§ **What the task asks**
Reproduce the listing word for word, leaving every picture behind.
***** Available records
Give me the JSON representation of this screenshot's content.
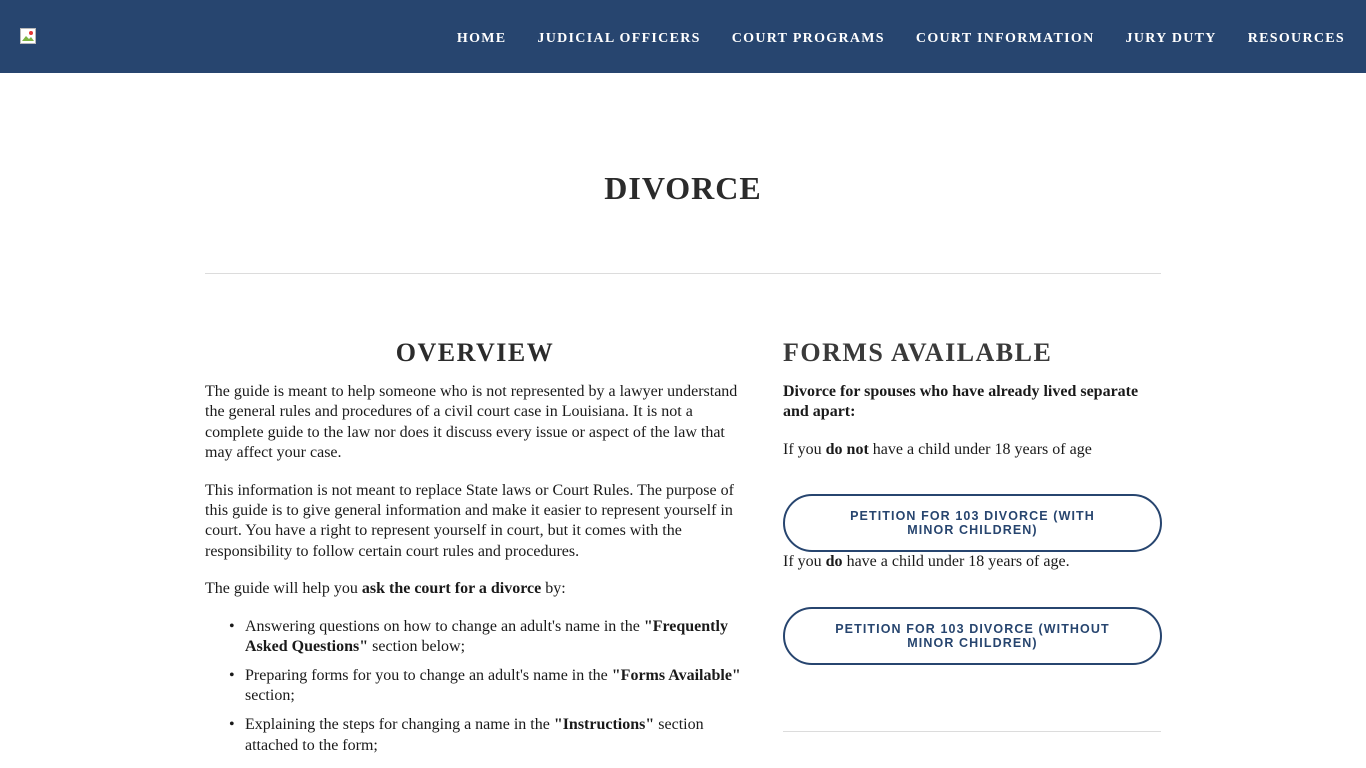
{
  "nav": {
    "items": [
      "HOME",
      "JUDICIAL OFFICERS",
      "COURT PROGRAMS",
      "COURT INFORMATION",
      "JURY DUTY",
      "RESOURCES"
    ]
  },
  "page": {
    "title": "DIVORCE"
  },
  "overview": {
    "heading": "OVERVIEW",
    "p1": "The guide is meant to help someone who is not represented by a lawyer understand the general rules and procedures of a civil court case in Louisiana. It is not a complete guide to the law nor does it discuss every issue or aspect of the law that may affect your case.",
    "p2": " This information is not meant to replace State laws or Court Rules. The purpose of this guide is to give general information and make it easier to represent yourself in court.  You have a right to represent yourself in court, but it comes with the responsibility to follow certain court rules and procedures.",
    "p3_before": "The guide will help you ",
    "p3_bold": "ask the court for a divorce",
    "p3_after": " by:",
    "bullets": [
      {
        "before": "Answering questions on how to change an adult's name in the ",
        "bold": "\"Frequently Asked Questions\"",
        "after": " section below;"
      },
      {
        "before": "Preparing forms for you to change an adult's name in the ",
        "bold": "\"Forms Available\"",
        "after": " section;"
      },
      {
        "before": "Explaining the steps for changing a name in the ",
        "bold": "\"Instructions\"",
        "after": " section attached to the form;"
      }
    ]
  },
  "forms": {
    "heading": "FORMS AVAILABLE",
    "subheading": "Divorce for spouses who have already lived separate and apart:",
    "cond1_before": "If you ",
    "cond1_bold": "do not",
    "cond1_after": " have a child under 18 years of age",
    "button1": "PETITION FOR 103 DIVORCE (WITH MINOR CHILDREN)",
    "cond2_before": "If you ",
    "cond2_bold": "do",
    "cond2_after": " have a child under 18 years of age.",
    "button2": "PETITION FOR 103 DIVORCE (WITHOUT MINOR CHILDREN)"
  }
}
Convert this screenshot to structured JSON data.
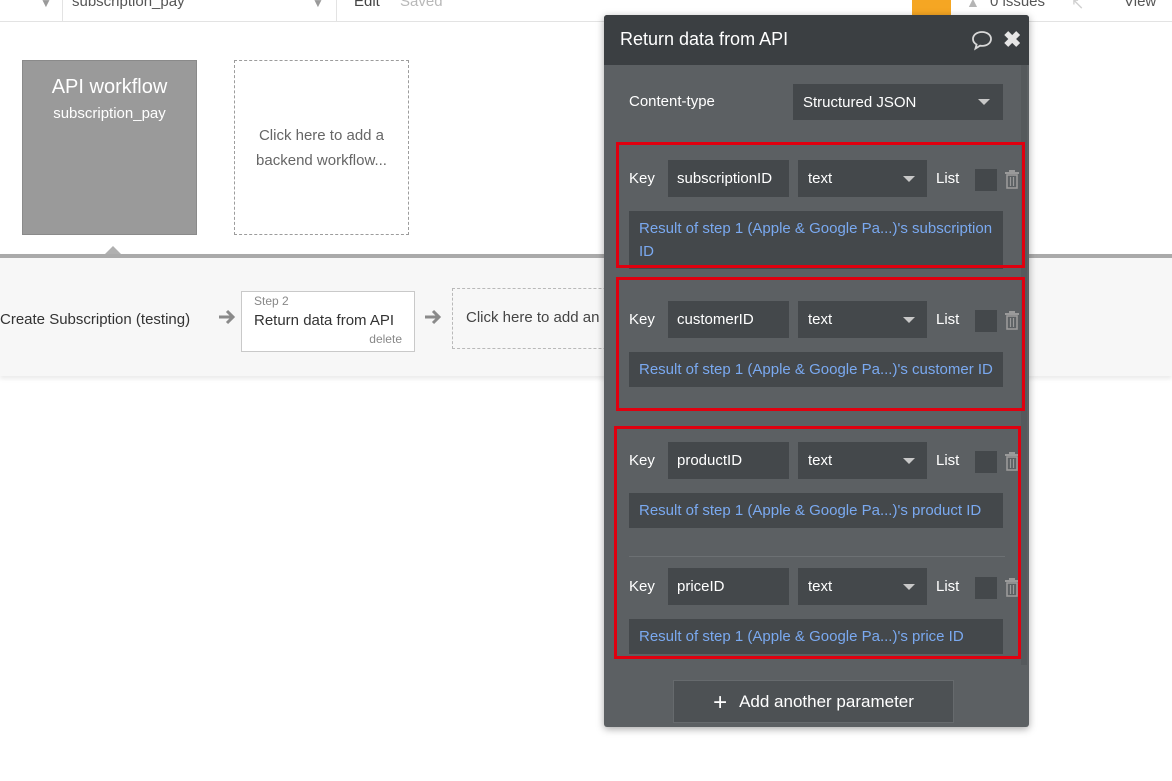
{
  "topbar": {
    "page_select": "subscription_pay",
    "edit_label": "Edit",
    "saved_label": "Saved",
    "issues_label": "0 issues",
    "view_label": "View"
  },
  "canvas": {
    "api_card": {
      "title": "API workflow",
      "name": "subscription_pay"
    },
    "add_backend": "Click here to add a backend workflow..."
  },
  "steps": {
    "step1_name": "Create Subscription (testing)",
    "step2_label": "Step 2",
    "step2_name": "Return data from API",
    "step2_delete": "delete",
    "add_action": "Click here to add an"
  },
  "panel": {
    "title": "Return data from API",
    "content_type_label": "Content-type",
    "content_type_value": "Structured JSON",
    "key_label": "Key",
    "list_label": "List",
    "params": [
      {
        "key": "subscriptionID",
        "type": "text",
        "value": "Result of step 1 (Apple & Google Pa...)'s subscription ID"
      },
      {
        "key": "customerID",
        "type": "text",
        "value": "Result of step 1 (Apple & Google Pa...)'s customer ID"
      },
      {
        "key": "productID",
        "type": "text",
        "value": "Result of step 1 (Apple & Google Pa...)'s product ID"
      },
      {
        "key": "priceID",
        "type": "text",
        "value": "Result of step 1 (Apple & Google Pa...)'s price ID"
      }
    ],
    "add_param": "Add another parameter"
  },
  "colors": {
    "panel_bg": "#5c6063",
    "panel_header": "#3b3f42",
    "input_bg": "#44484b",
    "link_text": "#7aa9f0",
    "highlight": "#e0000f",
    "upgrade": "#f5a623"
  },
  "icons": [
    "chevron-down-icon",
    "warning-icon",
    "cursor-icon",
    "comment-icon",
    "close-icon",
    "trash-icon",
    "plus-icon",
    "arrow-right-icon"
  ]
}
**********
§ **Solved problem**
Give me the JSON representation of this screenshot's content.
{
  "nav": {
    "items": [
      "HOME",
      "JUDICIAL OFFICERS",
      "COURT PROGRAMS",
      "COURT INFORMATION",
      "JURY DUTY",
      "RESOURCES"
    ]
  },
  "page": {
    "title": "DIVORCE"
  },
  "overview": {
    "heading": "OVERVIEW",
    "p1": "The guide is meant to help someone who is not represented by a lawyer understand the general rules and procedures of a civil court case in Louisiana. It is not a complete guide to the law nor does it discuss every issue or aspect of the law that may affect your case.",
    "p2": " This information is not meant to replace State laws or Court Rules. The purpose of this guide is to give general information and make it easier to represent yourself in court.  You have a right to represent yourself in court, but it comes with the responsibility to follow certain court rules and procedures.",
    "p3_before": "The guide will help you ",
    "p3_bold": "ask the court for a divorce",
    "p3_after": " by:",
    "bullets": [
      {
        "before": "Answering questions on how to change an adult's name in the ",
        "bold": "\"Frequently Asked Questions\"",
        "after": " section below;"
      },
      {
        "before": "Preparing forms for you to change an adult's name in the ",
        "bold": "\"Forms Available\"",
        "after": " section;"
      },
      {
        "before": "Explaining the steps for changing a name in the ",
        "bold": "\"Instructions\"",
        "after": " section attached to the form;"
      }
    ]
  },
  "forms": {
    "heading": "FORMS AVAILABLE",
    "subheading": "Divorce for spouses who have already lived separate and apart:",
    "cond1_before": "If you ",
    "cond1_bold": "do not",
    "cond1_after": " have a child under 18 years of age",
    "button1": "PETITION FOR 103 DIVORCE (WITH MINOR CHILDREN)",
    "cond2_before": "If you ",
    "cond2_bold": "do",
    "cond2_after": " have a child under 18 years of age.",
    "button2": "PETITION FOR 103 DIVORCE (WITHOUT MINOR CHILDREN)"
  }
}
Convert this screenshot to structured JSON data.
{
  "topbar": {
    "page_select": "subscription_pay",
    "edit_label": "Edit",
    "saved_label": "Saved",
    "issues_label": "0 issues",
    "view_label": "View"
  },
  "canvas": {
    "api_card": {
      "title": "API workflow",
      "name": "subscription_pay"
    },
    "add_backend": "Click here to add a backend workflow..."
  },
  "steps": {
    "step1_name": "Create Subscription (testing)",
    "step2_label": "Step 2",
    "step2_name": "Return data from API",
    "step2_delete": "delete",
    "add_action": "Click here to add an"
  },
  "panel": {
    "title": "Return data from API",
    "content_type_label": "Content-type",
    "content_type_value": "Structured JSON",
    "key_label": "Key",
    "list_label": "List",
    "params": [
      {
        "key": "subscriptionID",
        "type": "text",
        "value": "Result of step 1 (Apple & Google Pa...)'s subscription ID"
      },
      {
        "key": "customerID",
        "type": "text",
        "value": "Result of step 1 (Apple & Google Pa...)'s customer ID"
      },
      {
        "key": "productID",
        "type": "text",
        "value": "Result of step 1 (Apple & Google Pa...)'s product ID"
      },
      {
        "key": "priceID",
        "type": "text",
        "value": "Result of step 1 (Apple & Google Pa...)'s price ID"
      }
    ],
    "add_param": "Add another parameter"
  },
  "colors": {
    "panel_bg": "#5c6063",
    "panel_header": "#3b3f42",
    "input_bg": "#44484b",
    "link_text": "#7aa9f0",
    "highlight": "#e0000f",
    "upgrade": "#f5a623"
  },
  "icons": [
    "chevron-down-icon",
    "warning-icon",
    "cursor-icon",
    "comment-icon",
    "close-icon",
    "trash-icon",
    "plus-icon",
    "arrow-right-icon"
  ]
}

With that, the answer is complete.